Data shown:
☆ ☆ ☆ ☆ ☆ ☆ ☆
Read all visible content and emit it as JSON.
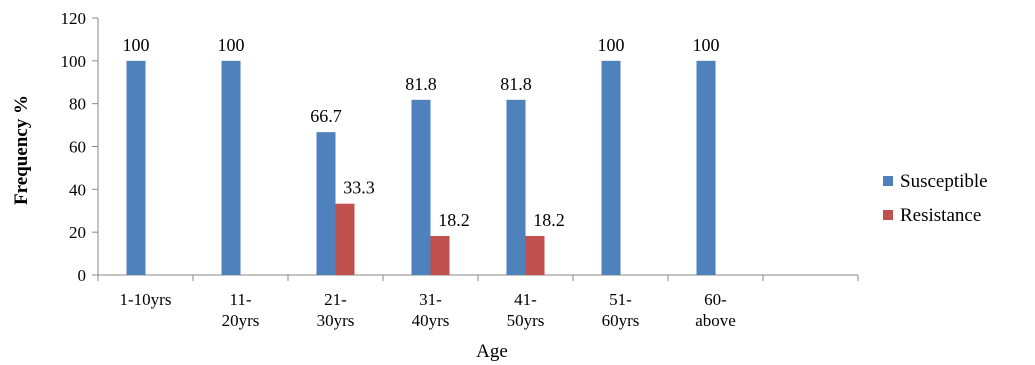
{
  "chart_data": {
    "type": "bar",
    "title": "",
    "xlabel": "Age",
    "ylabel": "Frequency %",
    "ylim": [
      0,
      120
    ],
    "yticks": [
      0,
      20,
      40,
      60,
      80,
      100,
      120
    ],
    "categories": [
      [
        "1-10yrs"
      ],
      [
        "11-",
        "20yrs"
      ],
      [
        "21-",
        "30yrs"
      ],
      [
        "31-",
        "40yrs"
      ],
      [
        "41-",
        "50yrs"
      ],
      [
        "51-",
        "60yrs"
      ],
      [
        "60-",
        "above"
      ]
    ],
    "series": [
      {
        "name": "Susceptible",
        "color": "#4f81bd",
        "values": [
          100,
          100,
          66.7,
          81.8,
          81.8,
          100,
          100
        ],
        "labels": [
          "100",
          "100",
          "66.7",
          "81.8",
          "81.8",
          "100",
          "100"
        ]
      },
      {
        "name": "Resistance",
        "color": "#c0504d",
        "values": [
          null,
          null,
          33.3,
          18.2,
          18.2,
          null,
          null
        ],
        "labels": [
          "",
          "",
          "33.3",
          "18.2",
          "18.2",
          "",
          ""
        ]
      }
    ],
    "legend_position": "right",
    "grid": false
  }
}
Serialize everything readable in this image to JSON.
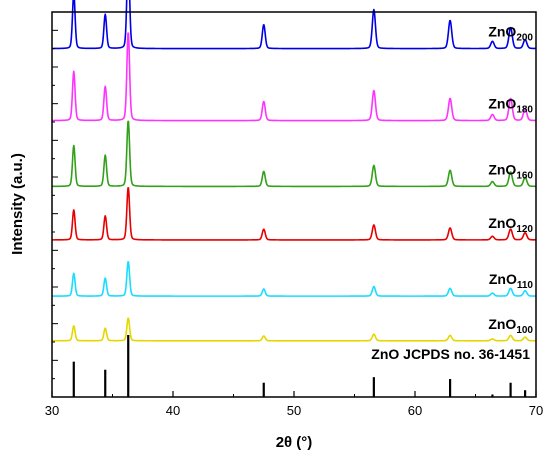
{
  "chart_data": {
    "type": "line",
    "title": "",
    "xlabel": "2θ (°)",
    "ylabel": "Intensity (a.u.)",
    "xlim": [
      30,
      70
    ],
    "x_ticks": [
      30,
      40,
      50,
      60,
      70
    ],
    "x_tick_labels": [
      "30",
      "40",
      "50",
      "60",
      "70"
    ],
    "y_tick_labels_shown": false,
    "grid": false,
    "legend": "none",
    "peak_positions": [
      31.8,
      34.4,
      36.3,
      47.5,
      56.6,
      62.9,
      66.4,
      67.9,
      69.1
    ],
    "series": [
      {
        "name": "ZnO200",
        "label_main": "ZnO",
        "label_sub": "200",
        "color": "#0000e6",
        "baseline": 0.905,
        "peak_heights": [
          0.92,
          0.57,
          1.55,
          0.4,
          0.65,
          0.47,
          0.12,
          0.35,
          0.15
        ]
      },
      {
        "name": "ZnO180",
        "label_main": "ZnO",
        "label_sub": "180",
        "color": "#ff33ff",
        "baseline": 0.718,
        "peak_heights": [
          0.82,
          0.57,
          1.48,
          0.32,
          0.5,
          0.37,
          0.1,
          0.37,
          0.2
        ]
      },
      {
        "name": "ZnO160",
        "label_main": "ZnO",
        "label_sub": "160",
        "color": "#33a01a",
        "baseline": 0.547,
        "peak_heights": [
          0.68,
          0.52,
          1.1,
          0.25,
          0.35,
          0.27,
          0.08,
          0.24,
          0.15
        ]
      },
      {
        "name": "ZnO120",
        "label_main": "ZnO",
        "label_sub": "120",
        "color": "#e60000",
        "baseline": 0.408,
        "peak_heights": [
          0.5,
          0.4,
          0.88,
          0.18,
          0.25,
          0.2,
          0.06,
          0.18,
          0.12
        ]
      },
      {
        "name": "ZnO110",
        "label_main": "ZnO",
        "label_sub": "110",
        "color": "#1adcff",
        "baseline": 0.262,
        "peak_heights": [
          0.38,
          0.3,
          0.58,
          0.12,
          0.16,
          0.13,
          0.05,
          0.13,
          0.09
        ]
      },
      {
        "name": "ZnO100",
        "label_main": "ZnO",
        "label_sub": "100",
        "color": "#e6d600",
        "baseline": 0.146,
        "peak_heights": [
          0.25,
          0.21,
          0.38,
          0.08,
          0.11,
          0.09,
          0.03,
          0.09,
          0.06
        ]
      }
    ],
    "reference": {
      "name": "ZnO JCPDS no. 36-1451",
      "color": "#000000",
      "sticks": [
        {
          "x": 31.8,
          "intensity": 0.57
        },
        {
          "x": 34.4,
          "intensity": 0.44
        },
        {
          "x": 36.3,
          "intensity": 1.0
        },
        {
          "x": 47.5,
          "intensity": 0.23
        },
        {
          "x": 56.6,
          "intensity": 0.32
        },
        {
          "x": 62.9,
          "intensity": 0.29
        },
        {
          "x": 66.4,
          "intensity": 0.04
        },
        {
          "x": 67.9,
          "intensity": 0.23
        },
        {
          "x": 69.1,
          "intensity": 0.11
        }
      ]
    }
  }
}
☆ ☆ ☆ ☆ ☆ ☆ ☆
Stated goal: From the entries, copy out each line containing the word "baseline".

Worked solution:
        "baseline": 0.905,
        "baseline": 0.718,
        "baseline": 0.547,
        "baseline": 0.408,
        "baseline": 0.262,
        "baseline": 0.146,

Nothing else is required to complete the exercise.